## SHORT TASK
The entries below should be output exactly as written.

'''

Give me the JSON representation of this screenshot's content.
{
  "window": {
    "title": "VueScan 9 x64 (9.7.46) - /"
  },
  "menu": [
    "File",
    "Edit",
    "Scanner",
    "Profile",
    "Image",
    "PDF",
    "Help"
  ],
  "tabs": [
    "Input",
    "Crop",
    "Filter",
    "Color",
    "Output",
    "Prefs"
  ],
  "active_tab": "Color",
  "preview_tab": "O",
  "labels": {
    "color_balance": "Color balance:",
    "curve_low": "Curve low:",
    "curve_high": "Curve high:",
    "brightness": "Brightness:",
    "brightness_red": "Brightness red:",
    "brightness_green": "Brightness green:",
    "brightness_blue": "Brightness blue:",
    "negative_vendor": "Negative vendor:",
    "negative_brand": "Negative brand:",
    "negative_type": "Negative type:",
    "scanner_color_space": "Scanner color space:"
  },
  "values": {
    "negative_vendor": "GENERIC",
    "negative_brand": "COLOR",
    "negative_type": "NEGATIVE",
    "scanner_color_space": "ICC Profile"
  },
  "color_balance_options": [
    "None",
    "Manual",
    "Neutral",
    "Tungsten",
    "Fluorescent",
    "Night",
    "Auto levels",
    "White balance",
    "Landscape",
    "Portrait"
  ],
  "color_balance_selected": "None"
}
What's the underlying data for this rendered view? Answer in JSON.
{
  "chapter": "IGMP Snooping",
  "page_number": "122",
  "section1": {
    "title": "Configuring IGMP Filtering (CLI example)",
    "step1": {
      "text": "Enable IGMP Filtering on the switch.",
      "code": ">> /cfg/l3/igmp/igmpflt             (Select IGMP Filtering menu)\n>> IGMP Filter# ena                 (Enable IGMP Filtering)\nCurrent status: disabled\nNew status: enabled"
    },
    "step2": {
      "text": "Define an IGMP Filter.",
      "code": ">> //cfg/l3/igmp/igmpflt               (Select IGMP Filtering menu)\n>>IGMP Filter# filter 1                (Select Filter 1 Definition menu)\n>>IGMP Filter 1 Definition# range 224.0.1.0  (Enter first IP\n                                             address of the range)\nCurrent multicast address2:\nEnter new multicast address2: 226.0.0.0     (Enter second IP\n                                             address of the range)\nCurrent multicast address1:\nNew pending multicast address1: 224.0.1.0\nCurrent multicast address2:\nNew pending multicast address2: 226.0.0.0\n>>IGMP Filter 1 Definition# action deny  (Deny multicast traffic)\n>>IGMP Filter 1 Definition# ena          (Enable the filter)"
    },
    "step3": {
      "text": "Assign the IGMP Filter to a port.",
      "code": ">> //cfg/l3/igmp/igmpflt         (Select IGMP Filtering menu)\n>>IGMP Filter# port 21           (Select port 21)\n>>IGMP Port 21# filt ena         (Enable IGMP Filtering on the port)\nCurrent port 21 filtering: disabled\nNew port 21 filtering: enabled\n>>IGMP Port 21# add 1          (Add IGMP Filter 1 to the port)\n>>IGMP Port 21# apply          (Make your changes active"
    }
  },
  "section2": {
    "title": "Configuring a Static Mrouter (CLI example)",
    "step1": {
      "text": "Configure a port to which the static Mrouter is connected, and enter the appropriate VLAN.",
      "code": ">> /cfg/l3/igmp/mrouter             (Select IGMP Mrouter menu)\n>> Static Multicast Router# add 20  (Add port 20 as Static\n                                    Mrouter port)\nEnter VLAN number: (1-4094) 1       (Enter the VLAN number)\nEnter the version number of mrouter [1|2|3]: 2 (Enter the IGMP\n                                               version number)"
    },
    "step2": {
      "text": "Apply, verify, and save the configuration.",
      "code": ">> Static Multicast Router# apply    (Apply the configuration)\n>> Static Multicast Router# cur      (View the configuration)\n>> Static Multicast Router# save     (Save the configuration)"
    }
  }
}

'''

## EXERCISE SOLUTION
Give me the JSON representation of this screenshot's content.
{
  "window": {
    "title": "VueScan 9 x64 (9.7.46) - /"
  },
  "menu": [
    "File",
    "Edit",
    "Scanner",
    "Profile",
    "Image",
    "PDF",
    "Help"
  ],
  "tabs": [
    "Input",
    "Crop",
    "Filter",
    "Color",
    "Output",
    "Prefs"
  ],
  "active_tab": "Color",
  "preview_tab": "O",
  "labels": {
    "color_balance": "Color balance:",
    "curve_low": "Curve low:",
    "curve_high": "Curve high:",
    "brightness": "Brightness:",
    "brightness_red": "Brightness red:",
    "brightness_green": "Brightness green:",
    "brightness_blue": "Brightness blue:",
    "negative_vendor": "Negative vendor:",
    "negative_brand": "Negative brand:",
    "negative_type": "Negative type:",
    "scanner_color_space": "Scanner color space:"
  },
  "values": {
    "negative_vendor": "GENERIC",
    "negative_brand": "COLOR",
    "negative_type": "NEGATIVE",
    "scanner_color_space": "ICC Profile"
  },
  "color_balance_options": [
    "None",
    "Manual",
    "Neutral",
    "Tungsten",
    "Fluorescent",
    "Night",
    "Auto levels",
    "White balance",
    "Landscape",
    "Portrait"
  ],
  "color_balance_selected": "None"
}
What's the underlying data for this rendered view? Answer in JSON.
{
  "chapter": "IGMP Snooping",
  "page_number": "122",
  "section1": {
    "title": "Configuring IGMP Filtering (CLI example)",
    "step1": {
      "text": "Enable IGMP Filtering on the switch.",
      "code": ">> /cfg/l3/igmp/igmpflt             (Select IGMP Filtering menu)\n>> IGMP Filter# ena                 (Enable IGMP Filtering)\nCurrent status: disabled\nNew status: enabled"
    },
    "step2": {
      "text": "Define an IGMP Filter.",
      "code": ">> //cfg/l3/igmp/igmpflt               (Select IGMP Filtering menu)\n>>IGMP Filter# filter 1                (Select Filter 1 Definition menu)\n>>IGMP Filter 1 Definition# range 224.0.1.0  (Enter first IP\n                                             address of the range)\nCurrent multicast address2:\nEnter new multicast address2: 226.0.0.0     (Enter second IP\n                                             address of the range)\nCurrent multicast address1:\nNew pending multicast address1: 224.0.1.0\nCurrent multicast address2:\nNew pending multicast address2: 226.0.0.0\n>>IGMP Filter 1 Definition# action deny  (Deny multicast traffic)\n>>IGMP Filter 1 Definition# ena          (Enable the filter)"
    },
    "step3": {
      "text": "Assign the IGMP Filter to a port.",
      "code": ">> //cfg/l3/igmp/igmpflt         (Select IGMP Filtering menu)\n>>IGMP Filter# port 21           (Select port 21)\n>>IGMP Port 21# filt ena         (Enable IGMP Filtering on the port)\nCurrent port 21 filtering: disabled\nNew port 21 filtering: enabled\n>>IGMP Port 21# add 1          (Add IGMP Filter 1 to the port)\n>>IGMP Port 21# apply          (Make your changes active"
    }
  },
  "section2": {
    "title": "Configuring a Static Mrouter (CLI example)",
    "step1": {
      "text": "Configure a port to which the static Mrouter is connected, and enter the appropriate VLAN.",
      "code": ">> /cfg/l3/igmp/mrouter             (Select IGMP Mrouter menu)\n>> Static Multicast Router# add 20  (Add port 20 as Static\n                                    Mrouter port)\nEnter VLAN number: (1-4094) 1       (Enter the VLAN number)\nEnter the version number of mrouter [1|2|3]: 2 (Enter the IGMP\n                                               version number)"
    },
    "step2": {
      "text": "Apply, verify, and save the configuration.",
      "code": ">> Static Multicast Router# apply    (Apply the configuration)\n>> Static Multicast Router# cur      (View the configuration)\n>> Static Multicast Router# save     (Save the configuration)"
    }
  }
}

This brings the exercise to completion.